EXERCISE
Which lines below include "Weinstraße"? Copy them all.
RECORDED INFORMATION below:
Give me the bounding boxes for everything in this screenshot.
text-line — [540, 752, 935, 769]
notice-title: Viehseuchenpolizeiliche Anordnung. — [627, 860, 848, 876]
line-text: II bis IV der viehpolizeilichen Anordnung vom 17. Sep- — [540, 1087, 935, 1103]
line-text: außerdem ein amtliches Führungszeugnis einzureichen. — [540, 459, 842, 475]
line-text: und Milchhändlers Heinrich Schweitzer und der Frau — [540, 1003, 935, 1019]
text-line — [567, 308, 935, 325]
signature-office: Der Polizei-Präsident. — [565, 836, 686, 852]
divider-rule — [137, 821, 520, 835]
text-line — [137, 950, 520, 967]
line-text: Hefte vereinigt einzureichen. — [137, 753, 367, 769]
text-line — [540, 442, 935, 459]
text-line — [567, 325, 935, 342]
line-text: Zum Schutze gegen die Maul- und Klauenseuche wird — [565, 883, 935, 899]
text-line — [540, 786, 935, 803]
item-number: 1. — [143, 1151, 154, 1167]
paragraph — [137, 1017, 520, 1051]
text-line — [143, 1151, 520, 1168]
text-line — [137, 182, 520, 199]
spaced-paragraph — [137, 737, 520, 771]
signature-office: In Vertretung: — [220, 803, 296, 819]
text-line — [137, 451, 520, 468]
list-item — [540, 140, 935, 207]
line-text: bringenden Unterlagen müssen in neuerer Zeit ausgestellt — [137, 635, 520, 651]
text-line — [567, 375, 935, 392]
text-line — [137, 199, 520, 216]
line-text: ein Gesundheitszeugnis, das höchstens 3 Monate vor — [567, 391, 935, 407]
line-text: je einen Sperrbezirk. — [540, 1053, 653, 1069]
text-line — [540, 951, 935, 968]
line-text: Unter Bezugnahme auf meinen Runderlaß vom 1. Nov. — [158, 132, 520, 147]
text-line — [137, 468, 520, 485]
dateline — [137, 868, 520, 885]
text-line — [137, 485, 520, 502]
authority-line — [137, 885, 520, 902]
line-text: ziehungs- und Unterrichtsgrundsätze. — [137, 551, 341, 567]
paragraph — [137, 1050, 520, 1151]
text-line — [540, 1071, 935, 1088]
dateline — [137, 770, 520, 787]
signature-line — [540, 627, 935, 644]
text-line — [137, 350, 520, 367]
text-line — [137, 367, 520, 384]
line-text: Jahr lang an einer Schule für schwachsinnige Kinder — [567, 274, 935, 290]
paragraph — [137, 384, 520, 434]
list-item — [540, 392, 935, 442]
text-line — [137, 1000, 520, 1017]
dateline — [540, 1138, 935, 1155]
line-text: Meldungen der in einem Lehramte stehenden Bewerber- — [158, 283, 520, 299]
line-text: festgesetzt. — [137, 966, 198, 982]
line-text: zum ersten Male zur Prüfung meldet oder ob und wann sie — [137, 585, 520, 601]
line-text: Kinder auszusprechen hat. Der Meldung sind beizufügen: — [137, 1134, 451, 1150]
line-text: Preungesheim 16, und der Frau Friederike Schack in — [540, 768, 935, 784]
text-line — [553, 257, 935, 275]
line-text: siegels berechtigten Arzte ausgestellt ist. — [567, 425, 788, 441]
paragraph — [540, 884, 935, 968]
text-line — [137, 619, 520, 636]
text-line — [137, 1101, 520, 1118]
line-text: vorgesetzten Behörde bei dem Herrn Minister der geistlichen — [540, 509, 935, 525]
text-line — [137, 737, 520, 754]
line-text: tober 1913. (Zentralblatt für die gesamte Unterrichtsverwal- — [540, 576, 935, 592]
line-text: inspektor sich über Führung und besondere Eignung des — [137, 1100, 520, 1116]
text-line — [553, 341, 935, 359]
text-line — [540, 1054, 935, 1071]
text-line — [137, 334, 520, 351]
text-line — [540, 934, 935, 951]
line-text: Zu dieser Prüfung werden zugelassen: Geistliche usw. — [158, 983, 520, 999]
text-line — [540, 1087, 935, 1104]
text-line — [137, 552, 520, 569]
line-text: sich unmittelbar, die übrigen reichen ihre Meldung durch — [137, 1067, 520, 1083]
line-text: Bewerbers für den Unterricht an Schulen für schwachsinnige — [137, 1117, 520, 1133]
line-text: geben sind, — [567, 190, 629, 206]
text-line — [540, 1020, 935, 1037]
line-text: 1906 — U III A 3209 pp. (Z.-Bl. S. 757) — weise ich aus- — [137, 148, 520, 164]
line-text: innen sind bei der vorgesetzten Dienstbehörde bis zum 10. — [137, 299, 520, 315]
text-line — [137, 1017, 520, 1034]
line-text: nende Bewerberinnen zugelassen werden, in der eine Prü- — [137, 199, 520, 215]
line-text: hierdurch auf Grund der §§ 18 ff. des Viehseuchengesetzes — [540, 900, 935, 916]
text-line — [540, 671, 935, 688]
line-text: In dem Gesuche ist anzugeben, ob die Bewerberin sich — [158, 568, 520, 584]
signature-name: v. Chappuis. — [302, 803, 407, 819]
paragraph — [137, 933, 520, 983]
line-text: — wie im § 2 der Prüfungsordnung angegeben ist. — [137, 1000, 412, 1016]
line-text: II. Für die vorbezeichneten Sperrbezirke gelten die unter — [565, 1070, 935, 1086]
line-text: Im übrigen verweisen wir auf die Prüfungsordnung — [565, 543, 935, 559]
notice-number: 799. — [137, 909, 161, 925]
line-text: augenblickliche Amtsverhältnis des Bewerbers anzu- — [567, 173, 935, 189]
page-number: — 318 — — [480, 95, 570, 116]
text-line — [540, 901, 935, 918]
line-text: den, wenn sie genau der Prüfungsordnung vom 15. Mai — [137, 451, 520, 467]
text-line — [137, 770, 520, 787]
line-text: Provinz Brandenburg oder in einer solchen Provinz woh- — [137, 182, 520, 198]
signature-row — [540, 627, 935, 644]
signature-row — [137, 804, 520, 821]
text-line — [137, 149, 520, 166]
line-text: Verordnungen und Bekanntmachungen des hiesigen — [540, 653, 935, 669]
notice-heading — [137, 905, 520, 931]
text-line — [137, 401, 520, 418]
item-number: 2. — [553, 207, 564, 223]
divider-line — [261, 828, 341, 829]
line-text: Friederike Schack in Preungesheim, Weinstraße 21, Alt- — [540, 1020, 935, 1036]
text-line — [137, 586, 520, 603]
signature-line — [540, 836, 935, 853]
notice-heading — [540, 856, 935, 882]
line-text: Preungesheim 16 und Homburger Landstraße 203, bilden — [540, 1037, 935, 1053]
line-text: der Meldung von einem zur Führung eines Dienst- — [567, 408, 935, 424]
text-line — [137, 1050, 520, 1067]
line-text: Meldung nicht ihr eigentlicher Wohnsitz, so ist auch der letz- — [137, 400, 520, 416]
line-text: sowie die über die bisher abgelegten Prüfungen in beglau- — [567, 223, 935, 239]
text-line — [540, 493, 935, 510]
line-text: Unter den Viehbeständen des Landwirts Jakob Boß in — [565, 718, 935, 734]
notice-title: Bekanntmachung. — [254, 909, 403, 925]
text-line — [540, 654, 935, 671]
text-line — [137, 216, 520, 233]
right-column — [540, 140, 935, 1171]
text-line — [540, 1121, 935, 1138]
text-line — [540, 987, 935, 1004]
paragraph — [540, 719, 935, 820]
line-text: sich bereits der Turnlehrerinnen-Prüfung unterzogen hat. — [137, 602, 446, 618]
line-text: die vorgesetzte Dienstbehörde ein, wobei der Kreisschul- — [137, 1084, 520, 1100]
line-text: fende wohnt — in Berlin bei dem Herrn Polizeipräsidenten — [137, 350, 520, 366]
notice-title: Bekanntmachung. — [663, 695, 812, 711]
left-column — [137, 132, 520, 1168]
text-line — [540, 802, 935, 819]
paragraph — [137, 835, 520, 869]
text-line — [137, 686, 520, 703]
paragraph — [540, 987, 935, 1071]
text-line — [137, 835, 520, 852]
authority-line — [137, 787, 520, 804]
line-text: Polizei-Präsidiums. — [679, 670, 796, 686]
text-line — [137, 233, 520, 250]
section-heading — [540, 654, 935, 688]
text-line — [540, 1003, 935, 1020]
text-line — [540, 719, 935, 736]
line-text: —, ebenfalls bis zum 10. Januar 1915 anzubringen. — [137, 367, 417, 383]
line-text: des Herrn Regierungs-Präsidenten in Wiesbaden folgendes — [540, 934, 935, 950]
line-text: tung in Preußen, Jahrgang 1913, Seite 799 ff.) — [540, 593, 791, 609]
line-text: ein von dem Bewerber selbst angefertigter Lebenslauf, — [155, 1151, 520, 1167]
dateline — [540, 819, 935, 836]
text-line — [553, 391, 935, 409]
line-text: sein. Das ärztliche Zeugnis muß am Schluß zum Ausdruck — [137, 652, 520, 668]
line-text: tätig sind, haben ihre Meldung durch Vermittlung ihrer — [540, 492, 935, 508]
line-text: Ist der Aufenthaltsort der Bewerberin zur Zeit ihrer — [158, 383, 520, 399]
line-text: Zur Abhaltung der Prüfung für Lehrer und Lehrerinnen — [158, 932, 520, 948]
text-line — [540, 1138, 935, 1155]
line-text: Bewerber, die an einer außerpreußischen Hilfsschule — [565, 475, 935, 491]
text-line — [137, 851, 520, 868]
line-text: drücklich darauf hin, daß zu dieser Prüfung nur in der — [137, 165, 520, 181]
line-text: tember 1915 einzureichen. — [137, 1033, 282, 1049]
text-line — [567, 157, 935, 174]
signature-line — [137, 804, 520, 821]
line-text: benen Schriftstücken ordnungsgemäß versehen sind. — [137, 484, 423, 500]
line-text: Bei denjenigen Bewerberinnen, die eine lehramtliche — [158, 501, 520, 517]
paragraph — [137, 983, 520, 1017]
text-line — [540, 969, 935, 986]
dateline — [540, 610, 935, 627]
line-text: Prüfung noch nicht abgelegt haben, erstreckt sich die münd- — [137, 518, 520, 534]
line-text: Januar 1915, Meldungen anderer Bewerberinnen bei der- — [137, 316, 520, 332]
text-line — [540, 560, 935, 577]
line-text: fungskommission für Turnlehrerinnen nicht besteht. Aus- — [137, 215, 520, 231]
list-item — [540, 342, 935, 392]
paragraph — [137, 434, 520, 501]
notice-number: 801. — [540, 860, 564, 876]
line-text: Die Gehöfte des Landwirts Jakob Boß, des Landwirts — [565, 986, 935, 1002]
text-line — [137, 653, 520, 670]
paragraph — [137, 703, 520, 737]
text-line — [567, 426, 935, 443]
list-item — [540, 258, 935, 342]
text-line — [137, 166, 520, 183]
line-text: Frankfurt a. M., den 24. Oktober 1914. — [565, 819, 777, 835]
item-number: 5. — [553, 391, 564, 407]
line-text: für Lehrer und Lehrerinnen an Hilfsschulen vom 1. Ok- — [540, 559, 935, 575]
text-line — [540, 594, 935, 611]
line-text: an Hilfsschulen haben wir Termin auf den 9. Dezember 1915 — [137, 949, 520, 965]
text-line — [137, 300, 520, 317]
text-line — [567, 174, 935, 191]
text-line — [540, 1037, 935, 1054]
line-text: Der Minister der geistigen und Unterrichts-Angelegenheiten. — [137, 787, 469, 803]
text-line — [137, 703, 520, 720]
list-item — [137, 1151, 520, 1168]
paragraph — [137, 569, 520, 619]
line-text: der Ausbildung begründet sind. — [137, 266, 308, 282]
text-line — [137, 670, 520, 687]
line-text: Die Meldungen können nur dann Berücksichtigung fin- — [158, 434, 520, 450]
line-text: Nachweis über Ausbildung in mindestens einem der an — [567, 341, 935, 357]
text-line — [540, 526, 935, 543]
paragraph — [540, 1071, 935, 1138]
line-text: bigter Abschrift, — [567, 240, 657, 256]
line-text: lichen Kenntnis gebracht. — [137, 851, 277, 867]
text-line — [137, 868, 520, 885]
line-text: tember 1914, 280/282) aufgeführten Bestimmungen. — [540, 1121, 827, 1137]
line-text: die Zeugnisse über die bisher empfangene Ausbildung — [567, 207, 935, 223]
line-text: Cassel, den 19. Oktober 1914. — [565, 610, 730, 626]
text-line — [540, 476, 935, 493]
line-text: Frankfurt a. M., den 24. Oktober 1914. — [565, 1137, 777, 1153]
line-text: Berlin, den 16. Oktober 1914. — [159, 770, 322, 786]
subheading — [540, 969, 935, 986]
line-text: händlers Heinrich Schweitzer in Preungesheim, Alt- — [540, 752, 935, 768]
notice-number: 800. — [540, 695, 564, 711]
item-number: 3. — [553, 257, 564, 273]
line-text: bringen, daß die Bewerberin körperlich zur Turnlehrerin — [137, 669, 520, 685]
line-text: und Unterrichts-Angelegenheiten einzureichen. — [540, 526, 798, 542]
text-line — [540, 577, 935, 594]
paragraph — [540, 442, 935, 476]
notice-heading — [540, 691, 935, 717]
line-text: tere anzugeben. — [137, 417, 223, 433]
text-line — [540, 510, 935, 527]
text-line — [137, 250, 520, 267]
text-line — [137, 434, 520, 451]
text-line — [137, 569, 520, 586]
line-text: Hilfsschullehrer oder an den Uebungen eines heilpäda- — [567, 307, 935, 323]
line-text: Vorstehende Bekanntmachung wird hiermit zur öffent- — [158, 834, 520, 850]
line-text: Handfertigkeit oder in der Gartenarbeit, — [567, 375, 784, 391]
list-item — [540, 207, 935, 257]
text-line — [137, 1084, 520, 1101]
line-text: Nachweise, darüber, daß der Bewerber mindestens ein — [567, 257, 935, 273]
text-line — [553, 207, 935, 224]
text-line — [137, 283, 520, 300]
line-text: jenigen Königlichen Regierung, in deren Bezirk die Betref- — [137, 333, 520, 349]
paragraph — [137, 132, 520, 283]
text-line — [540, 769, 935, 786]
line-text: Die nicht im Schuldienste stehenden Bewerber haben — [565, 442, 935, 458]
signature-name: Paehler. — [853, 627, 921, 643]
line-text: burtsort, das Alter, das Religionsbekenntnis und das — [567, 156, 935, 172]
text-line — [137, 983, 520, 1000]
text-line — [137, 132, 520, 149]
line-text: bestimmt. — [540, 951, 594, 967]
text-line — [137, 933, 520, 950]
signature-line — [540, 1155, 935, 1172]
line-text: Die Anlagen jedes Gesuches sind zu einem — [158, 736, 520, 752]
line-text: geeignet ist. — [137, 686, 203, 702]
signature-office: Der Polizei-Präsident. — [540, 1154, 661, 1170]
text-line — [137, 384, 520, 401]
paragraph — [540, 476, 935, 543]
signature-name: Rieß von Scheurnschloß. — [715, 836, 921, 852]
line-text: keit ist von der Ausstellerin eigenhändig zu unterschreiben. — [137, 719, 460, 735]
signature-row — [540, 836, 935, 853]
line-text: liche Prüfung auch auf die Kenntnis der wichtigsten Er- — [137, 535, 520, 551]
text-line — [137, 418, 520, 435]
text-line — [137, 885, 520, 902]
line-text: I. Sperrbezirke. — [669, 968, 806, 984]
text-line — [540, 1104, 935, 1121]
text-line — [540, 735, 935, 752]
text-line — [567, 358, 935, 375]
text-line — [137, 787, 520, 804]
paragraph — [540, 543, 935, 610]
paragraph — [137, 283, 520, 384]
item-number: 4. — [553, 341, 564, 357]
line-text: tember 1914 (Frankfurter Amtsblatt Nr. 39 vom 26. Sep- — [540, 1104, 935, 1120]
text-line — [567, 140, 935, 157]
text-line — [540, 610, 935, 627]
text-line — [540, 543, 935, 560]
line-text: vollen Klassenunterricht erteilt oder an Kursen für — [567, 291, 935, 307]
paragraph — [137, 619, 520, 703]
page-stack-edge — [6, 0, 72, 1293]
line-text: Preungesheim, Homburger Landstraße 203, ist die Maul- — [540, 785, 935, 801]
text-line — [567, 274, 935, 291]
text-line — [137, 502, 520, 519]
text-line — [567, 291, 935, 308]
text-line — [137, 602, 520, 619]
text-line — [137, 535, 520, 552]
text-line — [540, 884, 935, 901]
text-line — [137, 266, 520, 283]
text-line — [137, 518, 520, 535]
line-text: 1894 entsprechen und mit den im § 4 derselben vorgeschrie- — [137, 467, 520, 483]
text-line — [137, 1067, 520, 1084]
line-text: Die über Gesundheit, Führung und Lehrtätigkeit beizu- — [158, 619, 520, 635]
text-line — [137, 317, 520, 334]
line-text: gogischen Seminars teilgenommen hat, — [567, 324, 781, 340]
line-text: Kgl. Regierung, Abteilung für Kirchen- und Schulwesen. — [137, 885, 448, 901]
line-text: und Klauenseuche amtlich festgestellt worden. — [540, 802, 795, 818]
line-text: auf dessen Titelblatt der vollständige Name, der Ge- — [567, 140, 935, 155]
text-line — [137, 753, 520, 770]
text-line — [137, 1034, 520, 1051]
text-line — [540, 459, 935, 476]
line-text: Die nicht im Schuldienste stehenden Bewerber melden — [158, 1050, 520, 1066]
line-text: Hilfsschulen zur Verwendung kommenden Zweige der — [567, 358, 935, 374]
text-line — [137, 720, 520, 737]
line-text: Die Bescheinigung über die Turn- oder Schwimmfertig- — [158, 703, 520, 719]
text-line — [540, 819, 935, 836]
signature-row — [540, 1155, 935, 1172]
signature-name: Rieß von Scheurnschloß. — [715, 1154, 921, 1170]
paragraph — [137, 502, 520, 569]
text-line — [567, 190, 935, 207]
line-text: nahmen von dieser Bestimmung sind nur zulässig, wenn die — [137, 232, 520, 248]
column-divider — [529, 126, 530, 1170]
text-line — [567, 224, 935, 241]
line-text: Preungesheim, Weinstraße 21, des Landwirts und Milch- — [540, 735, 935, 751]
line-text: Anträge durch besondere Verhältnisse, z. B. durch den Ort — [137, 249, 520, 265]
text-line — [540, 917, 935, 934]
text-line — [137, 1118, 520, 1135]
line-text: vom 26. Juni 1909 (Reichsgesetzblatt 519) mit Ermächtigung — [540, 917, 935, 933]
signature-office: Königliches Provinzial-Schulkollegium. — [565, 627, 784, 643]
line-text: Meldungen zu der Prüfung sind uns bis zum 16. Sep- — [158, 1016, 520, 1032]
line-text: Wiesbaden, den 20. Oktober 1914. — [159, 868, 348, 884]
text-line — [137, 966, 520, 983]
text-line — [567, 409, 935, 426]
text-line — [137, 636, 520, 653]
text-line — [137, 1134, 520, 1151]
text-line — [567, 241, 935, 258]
End of RECORDED INFORMATION.
RESULT
line-text: Friederike Schack in Preungesheim, Weinstraße 21, Alt- — [540, 1020, 935, 1036]
line-text: Preungesheim, Weinstraße 21, des Landwirts und Milch- — [540, 735, 935, 751]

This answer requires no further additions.